◆ Stated goal
Identify each line holding the string "JSON" and copy it.

======== Dataset rows

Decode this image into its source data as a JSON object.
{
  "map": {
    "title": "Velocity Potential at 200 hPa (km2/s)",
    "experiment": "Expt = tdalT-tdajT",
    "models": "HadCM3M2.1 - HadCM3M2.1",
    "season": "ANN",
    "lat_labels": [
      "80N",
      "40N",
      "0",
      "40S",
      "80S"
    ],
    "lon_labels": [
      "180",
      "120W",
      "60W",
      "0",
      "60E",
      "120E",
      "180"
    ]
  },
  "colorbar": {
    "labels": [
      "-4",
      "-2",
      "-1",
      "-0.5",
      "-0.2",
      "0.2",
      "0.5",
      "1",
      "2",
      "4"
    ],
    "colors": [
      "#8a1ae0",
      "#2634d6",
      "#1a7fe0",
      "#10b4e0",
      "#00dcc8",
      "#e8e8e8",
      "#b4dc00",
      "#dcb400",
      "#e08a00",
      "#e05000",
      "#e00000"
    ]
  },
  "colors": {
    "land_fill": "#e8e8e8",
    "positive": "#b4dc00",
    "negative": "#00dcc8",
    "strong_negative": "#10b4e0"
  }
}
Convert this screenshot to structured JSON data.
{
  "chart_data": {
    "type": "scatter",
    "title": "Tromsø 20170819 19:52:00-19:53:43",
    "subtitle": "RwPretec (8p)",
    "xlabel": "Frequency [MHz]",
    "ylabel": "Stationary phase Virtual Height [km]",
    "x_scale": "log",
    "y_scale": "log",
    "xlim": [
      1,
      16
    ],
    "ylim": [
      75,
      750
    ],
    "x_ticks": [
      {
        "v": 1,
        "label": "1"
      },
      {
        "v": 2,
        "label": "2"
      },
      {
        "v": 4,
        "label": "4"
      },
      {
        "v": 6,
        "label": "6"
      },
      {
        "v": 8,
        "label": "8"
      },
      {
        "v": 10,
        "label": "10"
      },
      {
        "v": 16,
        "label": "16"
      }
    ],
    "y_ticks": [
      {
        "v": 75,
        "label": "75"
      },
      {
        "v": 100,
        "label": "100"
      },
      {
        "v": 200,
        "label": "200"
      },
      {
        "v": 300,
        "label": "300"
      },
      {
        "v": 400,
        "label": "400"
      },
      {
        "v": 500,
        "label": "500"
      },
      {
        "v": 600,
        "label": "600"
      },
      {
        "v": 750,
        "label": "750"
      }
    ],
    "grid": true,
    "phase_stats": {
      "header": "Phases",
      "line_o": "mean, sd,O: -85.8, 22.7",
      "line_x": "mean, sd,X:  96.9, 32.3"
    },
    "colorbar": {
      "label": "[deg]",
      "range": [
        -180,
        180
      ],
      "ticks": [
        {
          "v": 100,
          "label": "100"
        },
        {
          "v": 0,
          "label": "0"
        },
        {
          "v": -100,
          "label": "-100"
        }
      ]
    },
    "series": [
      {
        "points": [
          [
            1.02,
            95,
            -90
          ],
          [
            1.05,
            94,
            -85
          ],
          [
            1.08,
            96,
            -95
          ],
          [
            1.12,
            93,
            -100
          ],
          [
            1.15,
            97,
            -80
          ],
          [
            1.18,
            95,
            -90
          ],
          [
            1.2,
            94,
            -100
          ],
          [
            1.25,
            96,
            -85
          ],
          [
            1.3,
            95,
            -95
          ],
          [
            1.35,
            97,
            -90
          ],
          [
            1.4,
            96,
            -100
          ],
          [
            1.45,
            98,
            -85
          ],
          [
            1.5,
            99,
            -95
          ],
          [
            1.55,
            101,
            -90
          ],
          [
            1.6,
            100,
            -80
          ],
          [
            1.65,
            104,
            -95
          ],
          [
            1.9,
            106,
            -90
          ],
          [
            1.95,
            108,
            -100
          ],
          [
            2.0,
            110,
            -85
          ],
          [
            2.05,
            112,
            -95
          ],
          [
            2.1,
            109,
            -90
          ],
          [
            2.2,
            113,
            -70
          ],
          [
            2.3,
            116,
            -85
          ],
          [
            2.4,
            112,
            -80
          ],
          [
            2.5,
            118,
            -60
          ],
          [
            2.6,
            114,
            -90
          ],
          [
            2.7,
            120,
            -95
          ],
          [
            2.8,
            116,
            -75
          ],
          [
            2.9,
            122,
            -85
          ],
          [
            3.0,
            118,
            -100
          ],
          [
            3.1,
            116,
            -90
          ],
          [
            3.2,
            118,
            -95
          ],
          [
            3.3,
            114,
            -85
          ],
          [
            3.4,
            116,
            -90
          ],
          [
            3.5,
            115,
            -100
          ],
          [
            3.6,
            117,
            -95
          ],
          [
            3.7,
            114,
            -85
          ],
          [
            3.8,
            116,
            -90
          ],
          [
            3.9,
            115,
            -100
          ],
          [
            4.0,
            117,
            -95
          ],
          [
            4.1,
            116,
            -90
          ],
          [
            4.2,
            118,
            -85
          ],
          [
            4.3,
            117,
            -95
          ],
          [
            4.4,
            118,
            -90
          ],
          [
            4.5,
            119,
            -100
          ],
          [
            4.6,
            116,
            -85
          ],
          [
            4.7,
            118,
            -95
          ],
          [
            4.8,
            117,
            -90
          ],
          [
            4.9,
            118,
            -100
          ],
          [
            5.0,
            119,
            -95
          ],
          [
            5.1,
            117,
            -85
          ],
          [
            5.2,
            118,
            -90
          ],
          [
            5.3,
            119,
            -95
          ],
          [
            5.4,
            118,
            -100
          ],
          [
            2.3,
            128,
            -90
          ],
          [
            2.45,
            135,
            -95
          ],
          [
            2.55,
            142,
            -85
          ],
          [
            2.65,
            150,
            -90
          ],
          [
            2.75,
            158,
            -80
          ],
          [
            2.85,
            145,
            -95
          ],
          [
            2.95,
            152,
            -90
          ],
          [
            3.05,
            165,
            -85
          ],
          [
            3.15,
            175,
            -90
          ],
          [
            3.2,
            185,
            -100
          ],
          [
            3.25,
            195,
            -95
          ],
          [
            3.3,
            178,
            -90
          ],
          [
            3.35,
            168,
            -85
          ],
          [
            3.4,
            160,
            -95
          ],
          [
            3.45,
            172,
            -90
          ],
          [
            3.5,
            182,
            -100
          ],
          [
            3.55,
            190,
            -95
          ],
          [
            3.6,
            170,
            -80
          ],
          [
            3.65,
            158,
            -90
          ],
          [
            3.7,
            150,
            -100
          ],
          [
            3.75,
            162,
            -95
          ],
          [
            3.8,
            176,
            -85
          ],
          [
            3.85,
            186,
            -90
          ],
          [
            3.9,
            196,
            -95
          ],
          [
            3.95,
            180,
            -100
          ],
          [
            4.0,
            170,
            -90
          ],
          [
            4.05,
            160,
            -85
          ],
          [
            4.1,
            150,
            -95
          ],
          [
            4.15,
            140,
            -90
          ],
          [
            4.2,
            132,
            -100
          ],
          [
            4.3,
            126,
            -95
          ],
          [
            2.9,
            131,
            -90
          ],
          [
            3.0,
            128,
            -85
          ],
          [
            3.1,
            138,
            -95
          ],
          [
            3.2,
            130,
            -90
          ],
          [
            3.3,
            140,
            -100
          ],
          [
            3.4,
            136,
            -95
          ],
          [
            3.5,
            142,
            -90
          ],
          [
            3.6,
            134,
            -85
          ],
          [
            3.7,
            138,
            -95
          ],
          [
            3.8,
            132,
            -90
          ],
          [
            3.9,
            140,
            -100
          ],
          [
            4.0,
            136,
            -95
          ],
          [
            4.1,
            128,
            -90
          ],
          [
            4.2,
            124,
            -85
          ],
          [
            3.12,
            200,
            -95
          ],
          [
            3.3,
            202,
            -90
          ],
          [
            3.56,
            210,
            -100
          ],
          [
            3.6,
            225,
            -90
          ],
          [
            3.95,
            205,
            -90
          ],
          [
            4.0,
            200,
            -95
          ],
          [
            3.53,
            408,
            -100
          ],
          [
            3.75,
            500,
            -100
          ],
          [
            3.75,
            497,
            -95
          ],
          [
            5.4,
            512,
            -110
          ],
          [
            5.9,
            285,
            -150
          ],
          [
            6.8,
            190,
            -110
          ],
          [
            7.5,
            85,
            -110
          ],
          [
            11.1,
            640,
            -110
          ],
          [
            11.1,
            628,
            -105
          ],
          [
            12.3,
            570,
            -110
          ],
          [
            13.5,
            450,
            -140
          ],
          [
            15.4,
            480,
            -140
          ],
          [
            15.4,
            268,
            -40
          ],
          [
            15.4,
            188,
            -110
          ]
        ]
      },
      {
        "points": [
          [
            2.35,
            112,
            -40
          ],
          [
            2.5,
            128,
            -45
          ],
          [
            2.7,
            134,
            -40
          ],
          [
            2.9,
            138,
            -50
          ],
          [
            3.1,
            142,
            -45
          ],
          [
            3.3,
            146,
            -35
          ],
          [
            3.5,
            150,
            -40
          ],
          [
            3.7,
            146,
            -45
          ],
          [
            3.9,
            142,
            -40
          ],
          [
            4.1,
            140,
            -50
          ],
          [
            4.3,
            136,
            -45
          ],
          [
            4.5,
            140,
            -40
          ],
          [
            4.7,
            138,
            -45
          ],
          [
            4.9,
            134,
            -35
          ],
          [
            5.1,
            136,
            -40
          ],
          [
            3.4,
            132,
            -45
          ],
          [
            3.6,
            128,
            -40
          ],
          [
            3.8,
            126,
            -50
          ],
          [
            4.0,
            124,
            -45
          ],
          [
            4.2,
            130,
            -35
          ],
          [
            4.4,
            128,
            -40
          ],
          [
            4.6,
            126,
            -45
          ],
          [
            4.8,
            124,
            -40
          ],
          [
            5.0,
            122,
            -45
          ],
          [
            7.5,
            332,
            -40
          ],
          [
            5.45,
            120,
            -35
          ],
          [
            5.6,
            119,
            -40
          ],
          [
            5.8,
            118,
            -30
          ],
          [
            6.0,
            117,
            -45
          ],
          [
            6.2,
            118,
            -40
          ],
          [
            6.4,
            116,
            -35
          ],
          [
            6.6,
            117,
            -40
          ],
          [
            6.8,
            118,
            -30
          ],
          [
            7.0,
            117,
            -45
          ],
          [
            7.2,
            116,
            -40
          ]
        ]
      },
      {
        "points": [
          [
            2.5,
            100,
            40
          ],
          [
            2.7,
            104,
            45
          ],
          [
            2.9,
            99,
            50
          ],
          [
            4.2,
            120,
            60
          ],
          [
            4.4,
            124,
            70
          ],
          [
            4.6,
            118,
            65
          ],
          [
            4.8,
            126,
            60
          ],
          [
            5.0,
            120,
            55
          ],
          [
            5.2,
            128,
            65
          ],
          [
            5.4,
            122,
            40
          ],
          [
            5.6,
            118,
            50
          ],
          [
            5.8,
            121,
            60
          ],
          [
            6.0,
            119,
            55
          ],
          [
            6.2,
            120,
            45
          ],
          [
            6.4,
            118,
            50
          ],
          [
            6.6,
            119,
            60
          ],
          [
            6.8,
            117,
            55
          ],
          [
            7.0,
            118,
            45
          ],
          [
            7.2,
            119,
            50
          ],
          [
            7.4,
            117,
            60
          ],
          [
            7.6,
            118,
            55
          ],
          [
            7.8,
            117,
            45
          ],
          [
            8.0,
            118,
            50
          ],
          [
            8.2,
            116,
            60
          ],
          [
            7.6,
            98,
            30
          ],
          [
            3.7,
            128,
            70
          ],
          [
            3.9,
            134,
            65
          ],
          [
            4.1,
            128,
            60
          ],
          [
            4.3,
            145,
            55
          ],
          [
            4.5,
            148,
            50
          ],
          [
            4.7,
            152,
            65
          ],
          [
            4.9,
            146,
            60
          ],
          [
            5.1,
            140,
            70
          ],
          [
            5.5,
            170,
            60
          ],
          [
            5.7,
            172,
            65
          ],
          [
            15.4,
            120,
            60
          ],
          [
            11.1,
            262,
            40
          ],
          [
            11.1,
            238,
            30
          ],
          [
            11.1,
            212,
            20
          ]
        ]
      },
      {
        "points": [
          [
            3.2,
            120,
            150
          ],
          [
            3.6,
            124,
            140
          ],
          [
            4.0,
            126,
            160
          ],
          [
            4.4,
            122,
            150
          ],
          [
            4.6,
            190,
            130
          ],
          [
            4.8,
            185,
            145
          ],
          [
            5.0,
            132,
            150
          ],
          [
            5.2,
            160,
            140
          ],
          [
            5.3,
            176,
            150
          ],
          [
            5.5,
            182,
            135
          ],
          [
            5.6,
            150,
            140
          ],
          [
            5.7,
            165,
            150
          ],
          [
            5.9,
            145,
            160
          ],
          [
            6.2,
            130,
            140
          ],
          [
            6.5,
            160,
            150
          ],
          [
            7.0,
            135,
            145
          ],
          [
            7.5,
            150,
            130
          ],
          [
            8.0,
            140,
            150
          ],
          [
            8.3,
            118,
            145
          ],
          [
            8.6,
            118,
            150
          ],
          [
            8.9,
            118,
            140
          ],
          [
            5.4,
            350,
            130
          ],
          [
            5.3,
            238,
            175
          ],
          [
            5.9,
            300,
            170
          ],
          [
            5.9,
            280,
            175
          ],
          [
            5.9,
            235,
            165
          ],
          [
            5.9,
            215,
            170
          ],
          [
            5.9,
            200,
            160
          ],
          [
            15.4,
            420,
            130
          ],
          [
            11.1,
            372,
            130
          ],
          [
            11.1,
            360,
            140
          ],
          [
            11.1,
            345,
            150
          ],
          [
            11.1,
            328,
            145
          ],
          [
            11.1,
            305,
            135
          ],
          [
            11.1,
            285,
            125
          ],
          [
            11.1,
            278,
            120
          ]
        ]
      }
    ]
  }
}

================

◆ Result of the task
Decode this image into its source data as a JSON object.
Convert this screenshot to structured JSON data.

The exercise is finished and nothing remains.